### Given problem
Quote the entries in full, character for character, without their images.
** START **
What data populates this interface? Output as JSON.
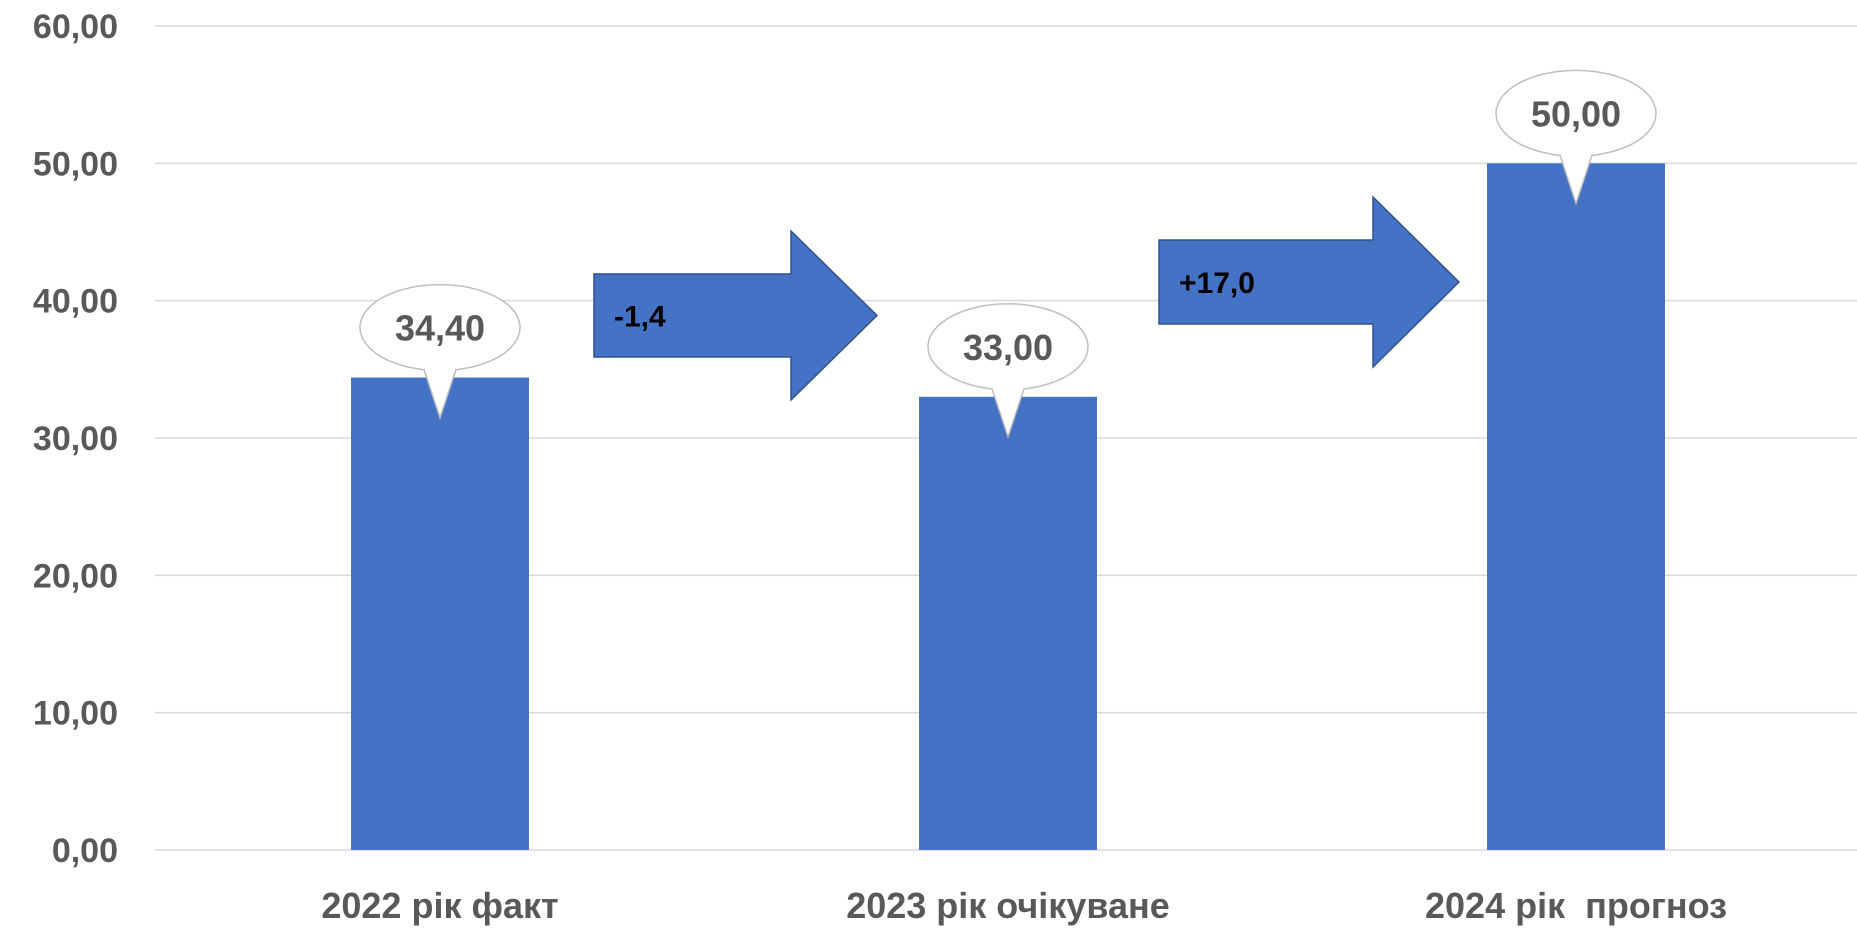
{
  "chart_data": {
    "type": "bar",
    "categories": [
      "2022 рік факт",
      "2023 рік очікуване",
      "2024 рік  прогноз"
    ],
    "values": [
      34.4,
      33.0,
      50.0
    ],
    "data_labels": [
      "34,40",
      "33,00",
      "50,00"
    ],
    "yticks": [
      "0,00",
      "10,00",
      "20,00",
      "30,00",
      "40,00",
      "50,00",
      "60,00"
    ],
    "ylim": [
      0,
      60
    ],
    "grid": true,
    "title": "",
    "xlabel": "",
    "ylabel": "",
    "annotations": [
      {
        "text": "-1,4",
        "from_category": 0,
        "to_category": 1
      },
      {
        "text": "+17,0",
        "from_category": 1,
        "to_category": 2
      }
    ],
    "colors": {
      "bar": "#4472C4",
      "arrow_fill": "#4472C4",
      "arrow_stroke": "#2F528F",
      "grid": "#D9D9D9",
      "tick_text": "#595959",
      "annotation_text": "#000000",
      "callout_fill": "#FFFFFF",
      "callout_stroke": "#BFBFBF"
    }
  }
}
** END **
### Full response
What data populates this interface? Output as JSON.
{
  "chart_data": {
    "type": "bar",
    "categories": [
      "2022 рік факт",
      "2023 рік очікуване",
      "2024 рік  прогноз"
    ],
    "values": [
      34.4,
      33.0,
      50.0
    ],
    "data_labels": [
      "34,40",
      "33,00",
      "50,00"
    ],
    "yticks": [
      "0,00",
      "10,00",
      "20,00",
      "30,00",
      "40,00",
      "50,00",
      "60,00"
    ],
    "ylim": [
      0,
      60
    ],
    "grid": true,
    "title": "",
    "xlabel": "",
    "ylabel": "",
    "annotations": [
      {
        "text": "-1,4",
        "from_category": 0,
        "to_category": 1
      },
      {
        "text": "+17,0",
        "from_category": 1,
        "to_category": 2
      }
    ],
    "colors": {
      "bar": "#4472C4",
      "arrow_fill": "#4472C4",
      "arrow_stroke": "#2F528F",
      "grid": "#D9D9D9",
      "tick_text": "#595959",
      "annotation_text": "#000000",
      "callout_fill": "#FFFFFF",
      "callout_stroke": "#BFBFBF"
    }
  }
}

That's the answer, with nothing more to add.